Items from a figure collection:
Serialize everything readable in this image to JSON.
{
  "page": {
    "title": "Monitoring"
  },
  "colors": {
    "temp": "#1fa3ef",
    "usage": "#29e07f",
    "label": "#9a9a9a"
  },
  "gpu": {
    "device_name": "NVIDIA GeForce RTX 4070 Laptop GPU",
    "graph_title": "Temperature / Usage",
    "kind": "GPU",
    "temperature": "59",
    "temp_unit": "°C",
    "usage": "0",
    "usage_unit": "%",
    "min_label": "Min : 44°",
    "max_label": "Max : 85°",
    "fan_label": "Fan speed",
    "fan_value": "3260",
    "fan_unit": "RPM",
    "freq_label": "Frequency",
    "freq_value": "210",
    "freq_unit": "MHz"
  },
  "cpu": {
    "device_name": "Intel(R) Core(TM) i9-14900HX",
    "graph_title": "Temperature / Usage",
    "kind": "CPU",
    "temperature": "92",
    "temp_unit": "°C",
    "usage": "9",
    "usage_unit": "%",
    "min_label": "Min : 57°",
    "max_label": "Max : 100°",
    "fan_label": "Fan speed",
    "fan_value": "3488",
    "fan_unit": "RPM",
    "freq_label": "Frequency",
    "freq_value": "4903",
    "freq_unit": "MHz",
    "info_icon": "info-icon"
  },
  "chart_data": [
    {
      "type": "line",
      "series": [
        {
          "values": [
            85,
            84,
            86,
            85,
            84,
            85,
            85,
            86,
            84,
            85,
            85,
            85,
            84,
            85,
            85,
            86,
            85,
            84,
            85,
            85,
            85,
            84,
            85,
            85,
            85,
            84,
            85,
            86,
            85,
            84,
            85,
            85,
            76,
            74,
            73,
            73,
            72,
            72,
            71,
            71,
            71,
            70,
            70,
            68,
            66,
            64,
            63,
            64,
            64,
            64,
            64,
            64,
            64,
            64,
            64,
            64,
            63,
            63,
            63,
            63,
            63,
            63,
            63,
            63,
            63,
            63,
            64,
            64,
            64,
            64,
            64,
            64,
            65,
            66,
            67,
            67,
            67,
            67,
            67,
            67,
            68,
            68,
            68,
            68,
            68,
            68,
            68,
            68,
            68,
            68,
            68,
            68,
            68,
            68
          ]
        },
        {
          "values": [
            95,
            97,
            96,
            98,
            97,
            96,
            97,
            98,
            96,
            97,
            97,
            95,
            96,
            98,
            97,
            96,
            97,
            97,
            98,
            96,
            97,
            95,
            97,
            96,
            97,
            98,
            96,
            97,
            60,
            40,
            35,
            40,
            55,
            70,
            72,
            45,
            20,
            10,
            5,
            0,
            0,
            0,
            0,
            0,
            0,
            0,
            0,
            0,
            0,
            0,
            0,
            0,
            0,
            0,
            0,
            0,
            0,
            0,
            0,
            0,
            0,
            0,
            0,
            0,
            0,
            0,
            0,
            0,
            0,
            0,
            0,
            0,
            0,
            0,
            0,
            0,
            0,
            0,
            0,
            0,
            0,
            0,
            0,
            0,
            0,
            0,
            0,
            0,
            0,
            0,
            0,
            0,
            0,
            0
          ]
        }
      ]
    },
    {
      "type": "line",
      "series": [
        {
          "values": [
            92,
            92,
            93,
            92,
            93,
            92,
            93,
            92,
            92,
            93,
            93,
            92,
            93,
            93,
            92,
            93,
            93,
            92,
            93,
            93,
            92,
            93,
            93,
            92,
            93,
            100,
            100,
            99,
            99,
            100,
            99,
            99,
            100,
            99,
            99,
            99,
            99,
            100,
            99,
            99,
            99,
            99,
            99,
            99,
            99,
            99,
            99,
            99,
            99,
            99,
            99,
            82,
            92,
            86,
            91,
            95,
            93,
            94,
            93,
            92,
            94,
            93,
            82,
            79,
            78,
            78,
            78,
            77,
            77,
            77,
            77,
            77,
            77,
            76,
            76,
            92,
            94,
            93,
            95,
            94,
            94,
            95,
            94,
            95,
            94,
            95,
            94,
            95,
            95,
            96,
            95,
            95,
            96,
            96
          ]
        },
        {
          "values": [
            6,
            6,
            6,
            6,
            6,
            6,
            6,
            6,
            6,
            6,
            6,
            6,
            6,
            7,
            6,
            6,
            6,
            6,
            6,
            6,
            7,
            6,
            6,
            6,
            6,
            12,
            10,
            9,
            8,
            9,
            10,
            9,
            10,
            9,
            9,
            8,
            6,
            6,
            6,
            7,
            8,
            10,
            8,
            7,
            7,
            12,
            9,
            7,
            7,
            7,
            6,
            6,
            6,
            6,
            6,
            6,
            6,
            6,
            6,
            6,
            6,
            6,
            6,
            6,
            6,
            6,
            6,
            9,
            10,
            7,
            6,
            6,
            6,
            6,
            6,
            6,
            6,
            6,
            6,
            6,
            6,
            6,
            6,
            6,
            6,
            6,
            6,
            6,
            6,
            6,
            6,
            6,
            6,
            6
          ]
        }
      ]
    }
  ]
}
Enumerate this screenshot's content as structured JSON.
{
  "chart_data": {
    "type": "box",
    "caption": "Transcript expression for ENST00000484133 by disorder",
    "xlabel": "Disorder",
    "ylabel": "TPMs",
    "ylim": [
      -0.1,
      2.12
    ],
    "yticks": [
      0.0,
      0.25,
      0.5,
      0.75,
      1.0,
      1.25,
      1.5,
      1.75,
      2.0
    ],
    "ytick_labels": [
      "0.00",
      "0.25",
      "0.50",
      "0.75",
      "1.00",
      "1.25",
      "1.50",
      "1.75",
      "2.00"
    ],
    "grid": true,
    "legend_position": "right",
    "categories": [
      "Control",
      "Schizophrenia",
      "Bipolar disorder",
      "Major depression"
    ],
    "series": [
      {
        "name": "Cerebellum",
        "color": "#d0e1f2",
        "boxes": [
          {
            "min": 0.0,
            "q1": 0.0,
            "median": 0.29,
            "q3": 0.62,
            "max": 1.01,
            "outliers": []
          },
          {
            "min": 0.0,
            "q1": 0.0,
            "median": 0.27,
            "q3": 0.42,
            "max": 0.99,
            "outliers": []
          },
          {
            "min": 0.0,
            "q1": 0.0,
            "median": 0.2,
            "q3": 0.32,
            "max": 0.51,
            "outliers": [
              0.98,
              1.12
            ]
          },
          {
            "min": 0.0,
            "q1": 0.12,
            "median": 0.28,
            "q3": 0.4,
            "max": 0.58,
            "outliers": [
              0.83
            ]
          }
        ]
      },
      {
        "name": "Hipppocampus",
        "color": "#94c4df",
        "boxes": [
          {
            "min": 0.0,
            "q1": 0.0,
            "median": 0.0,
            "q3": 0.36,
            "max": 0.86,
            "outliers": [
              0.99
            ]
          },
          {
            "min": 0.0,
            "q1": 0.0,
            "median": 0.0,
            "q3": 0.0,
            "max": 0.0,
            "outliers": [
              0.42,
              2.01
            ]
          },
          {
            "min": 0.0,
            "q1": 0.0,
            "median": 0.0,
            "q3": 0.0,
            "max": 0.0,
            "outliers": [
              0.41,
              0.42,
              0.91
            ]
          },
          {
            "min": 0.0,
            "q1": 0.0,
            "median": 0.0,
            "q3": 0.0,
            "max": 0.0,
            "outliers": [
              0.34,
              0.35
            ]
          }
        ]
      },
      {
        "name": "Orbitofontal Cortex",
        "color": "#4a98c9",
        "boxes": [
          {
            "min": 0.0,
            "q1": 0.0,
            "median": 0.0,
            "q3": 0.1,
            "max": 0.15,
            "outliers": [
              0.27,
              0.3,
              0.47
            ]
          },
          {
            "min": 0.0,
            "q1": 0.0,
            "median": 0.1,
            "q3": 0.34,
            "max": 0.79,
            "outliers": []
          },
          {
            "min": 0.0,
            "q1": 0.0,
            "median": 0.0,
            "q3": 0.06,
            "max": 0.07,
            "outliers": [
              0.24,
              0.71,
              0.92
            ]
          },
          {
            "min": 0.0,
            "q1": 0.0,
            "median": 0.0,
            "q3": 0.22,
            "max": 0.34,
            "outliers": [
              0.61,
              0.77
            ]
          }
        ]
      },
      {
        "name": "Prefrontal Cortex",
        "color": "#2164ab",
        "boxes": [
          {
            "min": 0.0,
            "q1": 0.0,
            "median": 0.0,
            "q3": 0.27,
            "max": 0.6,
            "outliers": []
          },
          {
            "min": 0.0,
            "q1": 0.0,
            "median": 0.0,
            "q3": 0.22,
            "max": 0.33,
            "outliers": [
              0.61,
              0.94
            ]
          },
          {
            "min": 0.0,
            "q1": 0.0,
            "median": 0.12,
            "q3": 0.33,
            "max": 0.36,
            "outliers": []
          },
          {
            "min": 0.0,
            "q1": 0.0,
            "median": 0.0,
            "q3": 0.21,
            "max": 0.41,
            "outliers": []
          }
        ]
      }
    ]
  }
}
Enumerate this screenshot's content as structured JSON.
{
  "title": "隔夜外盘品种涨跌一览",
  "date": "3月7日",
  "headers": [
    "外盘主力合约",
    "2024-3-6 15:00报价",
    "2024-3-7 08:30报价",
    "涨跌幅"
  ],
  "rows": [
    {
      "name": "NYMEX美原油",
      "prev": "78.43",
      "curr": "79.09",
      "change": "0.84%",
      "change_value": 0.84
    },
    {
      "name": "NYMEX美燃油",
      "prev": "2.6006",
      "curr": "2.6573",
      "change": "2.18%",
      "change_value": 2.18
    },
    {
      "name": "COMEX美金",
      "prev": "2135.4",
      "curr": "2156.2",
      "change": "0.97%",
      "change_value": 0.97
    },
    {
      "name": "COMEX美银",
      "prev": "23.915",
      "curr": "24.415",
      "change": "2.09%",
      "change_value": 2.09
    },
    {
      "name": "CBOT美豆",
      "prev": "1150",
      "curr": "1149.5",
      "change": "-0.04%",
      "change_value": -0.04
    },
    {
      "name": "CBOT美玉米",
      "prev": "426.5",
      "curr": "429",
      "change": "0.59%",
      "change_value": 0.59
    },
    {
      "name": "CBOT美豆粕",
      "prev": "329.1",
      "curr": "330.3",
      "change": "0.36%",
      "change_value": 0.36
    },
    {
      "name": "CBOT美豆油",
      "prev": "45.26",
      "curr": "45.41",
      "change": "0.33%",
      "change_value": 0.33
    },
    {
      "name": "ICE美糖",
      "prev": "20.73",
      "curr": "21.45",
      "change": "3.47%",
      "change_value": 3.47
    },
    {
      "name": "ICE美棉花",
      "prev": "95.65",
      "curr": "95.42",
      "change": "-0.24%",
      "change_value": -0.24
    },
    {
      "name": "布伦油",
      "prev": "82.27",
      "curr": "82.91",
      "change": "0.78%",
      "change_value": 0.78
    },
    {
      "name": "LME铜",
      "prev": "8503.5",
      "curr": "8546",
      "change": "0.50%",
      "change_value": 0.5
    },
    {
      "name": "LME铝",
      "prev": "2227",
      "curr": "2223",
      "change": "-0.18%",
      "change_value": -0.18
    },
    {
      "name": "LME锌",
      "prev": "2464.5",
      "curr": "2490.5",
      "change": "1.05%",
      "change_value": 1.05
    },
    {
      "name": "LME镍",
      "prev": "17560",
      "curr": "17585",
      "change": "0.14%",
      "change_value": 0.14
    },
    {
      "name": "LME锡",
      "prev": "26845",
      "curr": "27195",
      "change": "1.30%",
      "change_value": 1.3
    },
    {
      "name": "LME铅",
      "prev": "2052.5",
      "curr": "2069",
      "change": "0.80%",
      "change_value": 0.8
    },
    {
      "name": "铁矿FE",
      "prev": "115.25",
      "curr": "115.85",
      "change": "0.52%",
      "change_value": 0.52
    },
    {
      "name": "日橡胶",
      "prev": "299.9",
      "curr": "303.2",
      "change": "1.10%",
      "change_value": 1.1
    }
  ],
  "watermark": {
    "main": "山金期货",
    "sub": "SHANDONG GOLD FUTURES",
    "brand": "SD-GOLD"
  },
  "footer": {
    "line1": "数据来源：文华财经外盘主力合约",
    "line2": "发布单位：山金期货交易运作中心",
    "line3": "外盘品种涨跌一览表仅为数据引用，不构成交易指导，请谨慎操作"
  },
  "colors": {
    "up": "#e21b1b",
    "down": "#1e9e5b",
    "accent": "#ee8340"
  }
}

▶ **Task description**: Find the word "GOLD" in the entries above and gather every line that holds it.

▶ **The result**:
    "sub": "SHANDONG GOLD FUTURES",
    "brand": "SD-GOLD"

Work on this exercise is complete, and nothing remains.